Exercise description
Take every line from the material that has the word "count" in it.
______________________________
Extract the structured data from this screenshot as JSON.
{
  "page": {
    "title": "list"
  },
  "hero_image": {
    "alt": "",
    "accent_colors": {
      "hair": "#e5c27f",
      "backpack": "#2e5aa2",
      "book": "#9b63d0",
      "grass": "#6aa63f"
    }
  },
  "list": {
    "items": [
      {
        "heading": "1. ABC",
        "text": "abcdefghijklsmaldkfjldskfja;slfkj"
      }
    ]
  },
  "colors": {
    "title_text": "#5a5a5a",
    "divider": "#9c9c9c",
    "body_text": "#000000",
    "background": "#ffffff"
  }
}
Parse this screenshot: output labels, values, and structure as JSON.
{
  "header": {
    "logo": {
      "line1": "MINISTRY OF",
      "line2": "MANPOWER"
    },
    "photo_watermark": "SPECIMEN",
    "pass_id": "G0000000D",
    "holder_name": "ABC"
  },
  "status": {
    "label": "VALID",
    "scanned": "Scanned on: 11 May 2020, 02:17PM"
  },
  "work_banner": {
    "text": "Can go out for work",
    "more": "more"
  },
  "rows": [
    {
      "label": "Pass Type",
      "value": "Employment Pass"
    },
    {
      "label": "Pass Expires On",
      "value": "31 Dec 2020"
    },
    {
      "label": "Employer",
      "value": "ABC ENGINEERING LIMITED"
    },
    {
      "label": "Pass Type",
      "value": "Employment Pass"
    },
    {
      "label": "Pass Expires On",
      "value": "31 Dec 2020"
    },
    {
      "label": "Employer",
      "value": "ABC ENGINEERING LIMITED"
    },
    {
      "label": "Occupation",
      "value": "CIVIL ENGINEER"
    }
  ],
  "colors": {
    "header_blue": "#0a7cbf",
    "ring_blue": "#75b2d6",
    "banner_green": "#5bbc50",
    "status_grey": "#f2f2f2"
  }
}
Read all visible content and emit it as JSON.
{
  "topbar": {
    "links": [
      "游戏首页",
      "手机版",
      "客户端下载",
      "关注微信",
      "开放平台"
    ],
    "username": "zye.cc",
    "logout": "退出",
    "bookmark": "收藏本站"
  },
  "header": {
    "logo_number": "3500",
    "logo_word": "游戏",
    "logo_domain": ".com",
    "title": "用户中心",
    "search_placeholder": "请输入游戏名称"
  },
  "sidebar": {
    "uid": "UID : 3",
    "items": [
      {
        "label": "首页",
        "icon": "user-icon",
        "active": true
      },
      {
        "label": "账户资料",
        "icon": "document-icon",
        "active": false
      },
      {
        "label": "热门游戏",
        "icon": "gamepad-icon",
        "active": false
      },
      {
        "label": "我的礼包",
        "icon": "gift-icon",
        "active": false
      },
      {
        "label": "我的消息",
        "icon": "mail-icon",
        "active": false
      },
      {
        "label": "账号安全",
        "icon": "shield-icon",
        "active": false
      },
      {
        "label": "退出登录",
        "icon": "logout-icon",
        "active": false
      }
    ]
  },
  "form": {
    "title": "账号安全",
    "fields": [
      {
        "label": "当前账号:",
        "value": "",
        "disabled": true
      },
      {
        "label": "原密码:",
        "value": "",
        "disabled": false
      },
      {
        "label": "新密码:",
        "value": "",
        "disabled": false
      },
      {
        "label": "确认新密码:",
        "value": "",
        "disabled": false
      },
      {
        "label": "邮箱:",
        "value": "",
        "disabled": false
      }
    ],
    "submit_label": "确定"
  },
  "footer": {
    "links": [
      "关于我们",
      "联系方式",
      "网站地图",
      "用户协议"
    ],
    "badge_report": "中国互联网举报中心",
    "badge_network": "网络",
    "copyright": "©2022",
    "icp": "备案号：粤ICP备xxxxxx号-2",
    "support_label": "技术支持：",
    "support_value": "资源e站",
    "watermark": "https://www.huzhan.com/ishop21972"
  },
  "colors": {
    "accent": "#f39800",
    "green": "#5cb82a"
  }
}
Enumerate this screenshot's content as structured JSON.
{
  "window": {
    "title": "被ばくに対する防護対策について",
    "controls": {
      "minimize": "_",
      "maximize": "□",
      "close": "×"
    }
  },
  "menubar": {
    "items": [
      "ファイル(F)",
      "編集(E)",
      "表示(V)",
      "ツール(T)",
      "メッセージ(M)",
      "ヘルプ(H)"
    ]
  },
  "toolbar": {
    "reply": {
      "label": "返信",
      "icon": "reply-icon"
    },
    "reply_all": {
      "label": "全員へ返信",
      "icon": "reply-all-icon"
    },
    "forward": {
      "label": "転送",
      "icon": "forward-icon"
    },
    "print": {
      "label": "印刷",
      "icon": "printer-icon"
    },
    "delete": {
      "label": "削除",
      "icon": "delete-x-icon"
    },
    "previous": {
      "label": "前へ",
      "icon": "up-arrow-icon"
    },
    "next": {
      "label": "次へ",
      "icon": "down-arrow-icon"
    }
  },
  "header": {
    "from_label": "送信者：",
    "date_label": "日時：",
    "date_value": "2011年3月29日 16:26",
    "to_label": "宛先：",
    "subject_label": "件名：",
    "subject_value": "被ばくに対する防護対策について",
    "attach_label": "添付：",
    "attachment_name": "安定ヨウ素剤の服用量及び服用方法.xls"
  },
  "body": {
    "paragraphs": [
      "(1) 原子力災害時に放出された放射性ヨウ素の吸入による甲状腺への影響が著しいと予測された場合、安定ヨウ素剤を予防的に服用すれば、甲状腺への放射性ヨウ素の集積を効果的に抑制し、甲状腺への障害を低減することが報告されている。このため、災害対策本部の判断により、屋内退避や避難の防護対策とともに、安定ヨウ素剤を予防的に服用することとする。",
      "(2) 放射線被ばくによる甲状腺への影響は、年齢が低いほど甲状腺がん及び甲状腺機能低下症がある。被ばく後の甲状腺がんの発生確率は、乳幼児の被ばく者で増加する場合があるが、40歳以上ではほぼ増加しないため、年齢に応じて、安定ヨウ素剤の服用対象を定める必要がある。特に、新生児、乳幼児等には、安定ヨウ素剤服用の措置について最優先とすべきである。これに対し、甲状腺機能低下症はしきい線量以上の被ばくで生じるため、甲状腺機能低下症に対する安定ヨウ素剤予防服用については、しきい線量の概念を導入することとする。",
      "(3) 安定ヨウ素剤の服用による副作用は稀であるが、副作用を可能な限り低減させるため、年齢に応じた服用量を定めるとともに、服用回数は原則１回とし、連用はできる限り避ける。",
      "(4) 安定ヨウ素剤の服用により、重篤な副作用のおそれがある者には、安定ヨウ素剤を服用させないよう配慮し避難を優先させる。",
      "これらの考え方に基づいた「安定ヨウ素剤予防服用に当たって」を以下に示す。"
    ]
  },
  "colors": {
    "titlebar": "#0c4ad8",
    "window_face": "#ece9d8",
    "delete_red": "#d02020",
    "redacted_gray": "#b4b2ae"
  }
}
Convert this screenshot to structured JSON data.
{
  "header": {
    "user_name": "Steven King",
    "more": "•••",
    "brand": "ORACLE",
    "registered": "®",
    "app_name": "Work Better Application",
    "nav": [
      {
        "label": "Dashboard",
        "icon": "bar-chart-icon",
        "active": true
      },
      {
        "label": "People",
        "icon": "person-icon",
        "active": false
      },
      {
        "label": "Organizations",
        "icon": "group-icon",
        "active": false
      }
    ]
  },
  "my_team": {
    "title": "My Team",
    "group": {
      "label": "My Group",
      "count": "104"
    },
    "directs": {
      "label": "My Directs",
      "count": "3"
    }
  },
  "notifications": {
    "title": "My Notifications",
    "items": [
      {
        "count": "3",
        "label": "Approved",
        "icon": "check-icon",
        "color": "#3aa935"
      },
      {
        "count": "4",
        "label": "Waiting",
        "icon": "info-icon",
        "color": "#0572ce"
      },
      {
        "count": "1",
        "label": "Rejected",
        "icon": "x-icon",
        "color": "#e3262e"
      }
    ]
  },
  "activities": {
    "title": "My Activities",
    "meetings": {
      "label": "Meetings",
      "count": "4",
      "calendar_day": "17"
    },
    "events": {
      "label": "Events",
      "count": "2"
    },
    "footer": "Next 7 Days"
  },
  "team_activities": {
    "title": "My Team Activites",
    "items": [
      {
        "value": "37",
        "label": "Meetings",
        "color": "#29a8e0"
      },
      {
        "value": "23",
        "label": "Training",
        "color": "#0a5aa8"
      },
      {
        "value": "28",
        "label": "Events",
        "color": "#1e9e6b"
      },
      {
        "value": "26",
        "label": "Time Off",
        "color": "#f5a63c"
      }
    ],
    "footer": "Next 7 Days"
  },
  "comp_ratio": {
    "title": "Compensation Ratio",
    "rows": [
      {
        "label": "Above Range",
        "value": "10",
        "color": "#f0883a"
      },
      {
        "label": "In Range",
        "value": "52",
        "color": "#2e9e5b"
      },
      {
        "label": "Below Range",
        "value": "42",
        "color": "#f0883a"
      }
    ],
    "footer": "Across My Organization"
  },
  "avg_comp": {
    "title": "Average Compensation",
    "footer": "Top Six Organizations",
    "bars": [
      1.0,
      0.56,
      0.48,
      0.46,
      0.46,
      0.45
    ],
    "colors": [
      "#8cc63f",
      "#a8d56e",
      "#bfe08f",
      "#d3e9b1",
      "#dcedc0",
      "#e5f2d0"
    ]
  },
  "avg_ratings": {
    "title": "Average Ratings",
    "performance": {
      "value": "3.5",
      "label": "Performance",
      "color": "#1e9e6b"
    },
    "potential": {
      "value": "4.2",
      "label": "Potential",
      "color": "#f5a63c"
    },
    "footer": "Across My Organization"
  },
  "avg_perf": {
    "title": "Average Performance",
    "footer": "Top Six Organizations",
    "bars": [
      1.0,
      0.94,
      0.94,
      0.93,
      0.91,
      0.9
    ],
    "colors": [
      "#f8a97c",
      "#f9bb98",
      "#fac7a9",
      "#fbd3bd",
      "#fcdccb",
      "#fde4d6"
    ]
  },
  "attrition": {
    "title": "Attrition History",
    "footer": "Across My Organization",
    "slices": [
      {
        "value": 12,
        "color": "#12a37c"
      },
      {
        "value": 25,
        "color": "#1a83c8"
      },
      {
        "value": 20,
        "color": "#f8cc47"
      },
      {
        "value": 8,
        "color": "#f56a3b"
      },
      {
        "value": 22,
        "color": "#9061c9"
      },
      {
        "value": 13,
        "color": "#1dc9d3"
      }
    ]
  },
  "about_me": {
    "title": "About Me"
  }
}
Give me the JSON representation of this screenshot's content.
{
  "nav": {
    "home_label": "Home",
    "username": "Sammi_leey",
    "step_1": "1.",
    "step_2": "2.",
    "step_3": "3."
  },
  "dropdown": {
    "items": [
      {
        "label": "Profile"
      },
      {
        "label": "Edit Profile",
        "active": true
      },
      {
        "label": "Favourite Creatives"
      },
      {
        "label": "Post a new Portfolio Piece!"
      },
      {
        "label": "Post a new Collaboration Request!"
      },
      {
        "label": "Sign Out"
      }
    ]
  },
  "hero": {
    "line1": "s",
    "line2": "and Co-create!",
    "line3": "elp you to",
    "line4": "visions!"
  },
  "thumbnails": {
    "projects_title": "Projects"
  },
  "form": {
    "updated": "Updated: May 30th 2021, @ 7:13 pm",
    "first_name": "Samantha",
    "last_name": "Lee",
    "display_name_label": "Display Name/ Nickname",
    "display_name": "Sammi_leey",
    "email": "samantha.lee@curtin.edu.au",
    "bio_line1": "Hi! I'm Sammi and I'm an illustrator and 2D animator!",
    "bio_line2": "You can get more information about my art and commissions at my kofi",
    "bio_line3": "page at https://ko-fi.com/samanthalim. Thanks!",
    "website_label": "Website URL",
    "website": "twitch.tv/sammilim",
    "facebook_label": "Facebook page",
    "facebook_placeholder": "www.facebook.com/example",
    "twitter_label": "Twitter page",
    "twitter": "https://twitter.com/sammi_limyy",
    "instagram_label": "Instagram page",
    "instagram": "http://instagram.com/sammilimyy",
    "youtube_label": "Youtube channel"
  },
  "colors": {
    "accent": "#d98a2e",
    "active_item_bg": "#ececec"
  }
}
______________________________
Exercise answer
      "count": "104"
      "count": "3"
        "count": "3",
        "count": "4",
        "count": "1",
      "count": "4",
      "count": "2"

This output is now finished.